=== Direction ===
Transcribe each of the records below exactly, excluding all pictures.

(Dataset excerpts)
↓

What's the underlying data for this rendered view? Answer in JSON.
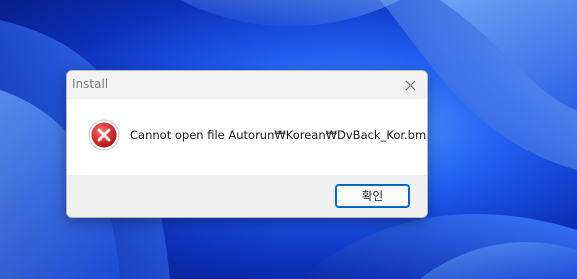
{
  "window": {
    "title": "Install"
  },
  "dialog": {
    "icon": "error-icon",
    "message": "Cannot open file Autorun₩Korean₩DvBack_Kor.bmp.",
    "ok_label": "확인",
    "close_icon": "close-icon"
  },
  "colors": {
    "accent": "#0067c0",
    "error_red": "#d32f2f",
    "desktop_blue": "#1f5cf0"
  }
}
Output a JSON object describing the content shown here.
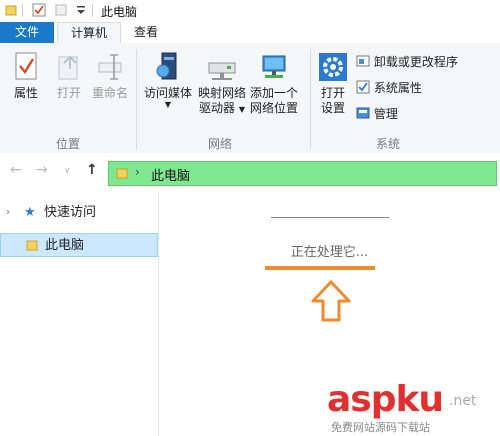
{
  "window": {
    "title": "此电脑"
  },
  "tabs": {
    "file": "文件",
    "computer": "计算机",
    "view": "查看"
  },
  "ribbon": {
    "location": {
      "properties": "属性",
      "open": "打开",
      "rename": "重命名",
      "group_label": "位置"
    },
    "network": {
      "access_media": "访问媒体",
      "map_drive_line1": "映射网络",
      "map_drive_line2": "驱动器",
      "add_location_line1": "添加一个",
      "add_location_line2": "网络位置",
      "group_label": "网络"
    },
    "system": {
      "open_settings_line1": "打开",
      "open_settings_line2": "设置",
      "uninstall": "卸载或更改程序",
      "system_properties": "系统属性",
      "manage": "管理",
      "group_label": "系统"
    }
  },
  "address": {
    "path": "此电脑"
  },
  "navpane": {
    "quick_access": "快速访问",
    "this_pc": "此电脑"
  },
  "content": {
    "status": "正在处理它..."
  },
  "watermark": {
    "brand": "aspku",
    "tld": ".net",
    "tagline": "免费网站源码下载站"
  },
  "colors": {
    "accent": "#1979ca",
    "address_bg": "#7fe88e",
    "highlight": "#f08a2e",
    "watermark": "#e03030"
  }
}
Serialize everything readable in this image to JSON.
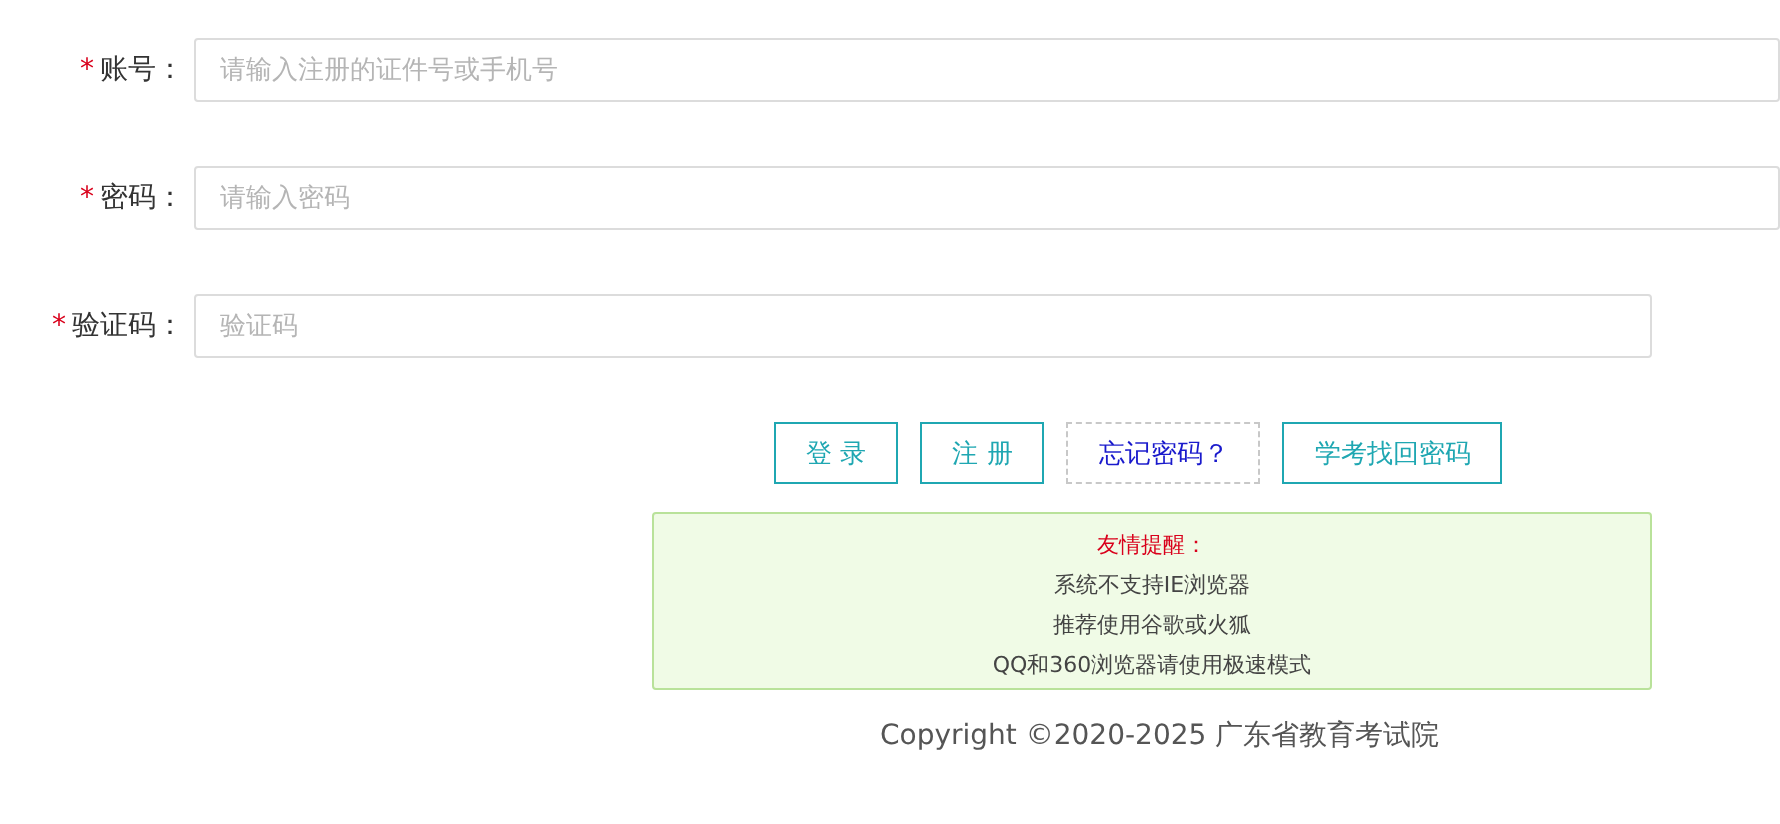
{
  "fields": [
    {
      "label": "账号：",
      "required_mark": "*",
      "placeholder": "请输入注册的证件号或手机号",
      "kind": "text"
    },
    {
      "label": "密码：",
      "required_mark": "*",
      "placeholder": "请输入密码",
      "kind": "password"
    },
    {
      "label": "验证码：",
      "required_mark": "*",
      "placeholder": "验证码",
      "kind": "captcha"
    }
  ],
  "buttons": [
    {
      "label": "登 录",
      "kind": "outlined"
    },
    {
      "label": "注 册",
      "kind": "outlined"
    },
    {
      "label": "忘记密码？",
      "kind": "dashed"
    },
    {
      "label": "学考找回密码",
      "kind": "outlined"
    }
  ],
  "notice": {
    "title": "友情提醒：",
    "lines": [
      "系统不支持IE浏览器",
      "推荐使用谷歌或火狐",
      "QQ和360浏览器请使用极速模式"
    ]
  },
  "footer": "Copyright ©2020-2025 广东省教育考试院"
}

↑

=== Task solution ===
What's the underlying data for this rendered view? Answer in JSON.
{
  "window": {
    "title": "Install"
  },
  "dialog": {
    "icon": "error-icon",
    "message": "Cannot open file Autorun₩Korean₩DvBack_Kor.bmp.",
    "ok_label": "확인",
    "close_icon": "close-icon"
  },
  "colors": {
    "accent": "#0067c0",
    "error_red": "#d32f2f",
    "desktop_blue": "#1f5cf0"
  }
}
Output a JSON object describing the content shown here.
{
  "window": {
    "title": "此电脑"
  },
  "tabs": {
    "file": "文件",
    "computer": "计算机",
    "view": "查看"
  },
  "ribbon": {
    "location": {
      "properties": "属性",
      "open": "打开",
      "rename": "重命名",
      "group_label": "位置"
    },
    "network": {
      "access_media": "访问媒体",
      "map_drive_line1": "映射网络",
      "map_drive_line2": "驱动器",
      "add_location_line1": "添加一个",
      "add_location_line2": "网络位置",
      "group_label": "网络"
    },
    "system": {
      "open_settings_line1": "打开",
      "open_settings_line2": "设置",
      "uninstall": "卸载或更改程序",
      "system_properties": "系统属性",
      "manage": "管理",
      "group_label": "系统"
    }
  },
  "address": {
    "path": "此电脑"
  },
  "navpane": {
    "quick_access": "快速访问",
    "this_pc": "此电脑"
  },
  "content": {
    "status": "正在处理它..."
  },
  "watermark": {
    "brand": "aspku",
    "tld": ".net",
    "tagline": "免费网站源码下载站"
  },
  "colors": {
    "accent": "#1979ca",
    "address_bg": "#7fe88e",
    "highlight": "#f08a2e",
    "watermark": "#e03030"
  }
}
Serialize everything readable in this image to JSON.
{
  "fields": [
    {
      "label": "账号：",
      "required_mark": "*",
      "placeholder": "请输入注册的证件号或手机号",
      "kind": "text"
    },
    {
      "label": "密码：",
      "required_mark": "*",
      "placeholder": "请输入密码",
      "kind": "password"
    },
    {
      "label": "验证码：",
      "required_mark": "*",
      "placeholder": "验证码",
      "kind": "captcha"
    }
  ],
  "buttons": [
    {
      "label": "登 录",
      "kind": "outlined"
    },
    {
      "label": "注 册",
      "kind": "outlined"
    },
    {
      "label": "忘记密码？",
      "kind": "dashed"
    },
    {
      "label": "学考找回密码",
      "kind": "outlined"
    }
  ],
  "notice": {
    "title": "友情提醒：",
    "lines": [
      "系统不支持IE浏览器",
      "推荐使用谷歌或火狐",
      "QQ和360浏览器请使用极速模式"
    ]
  },
  "footer": "Copyright ©2020-2025 广东省教育考试院"
}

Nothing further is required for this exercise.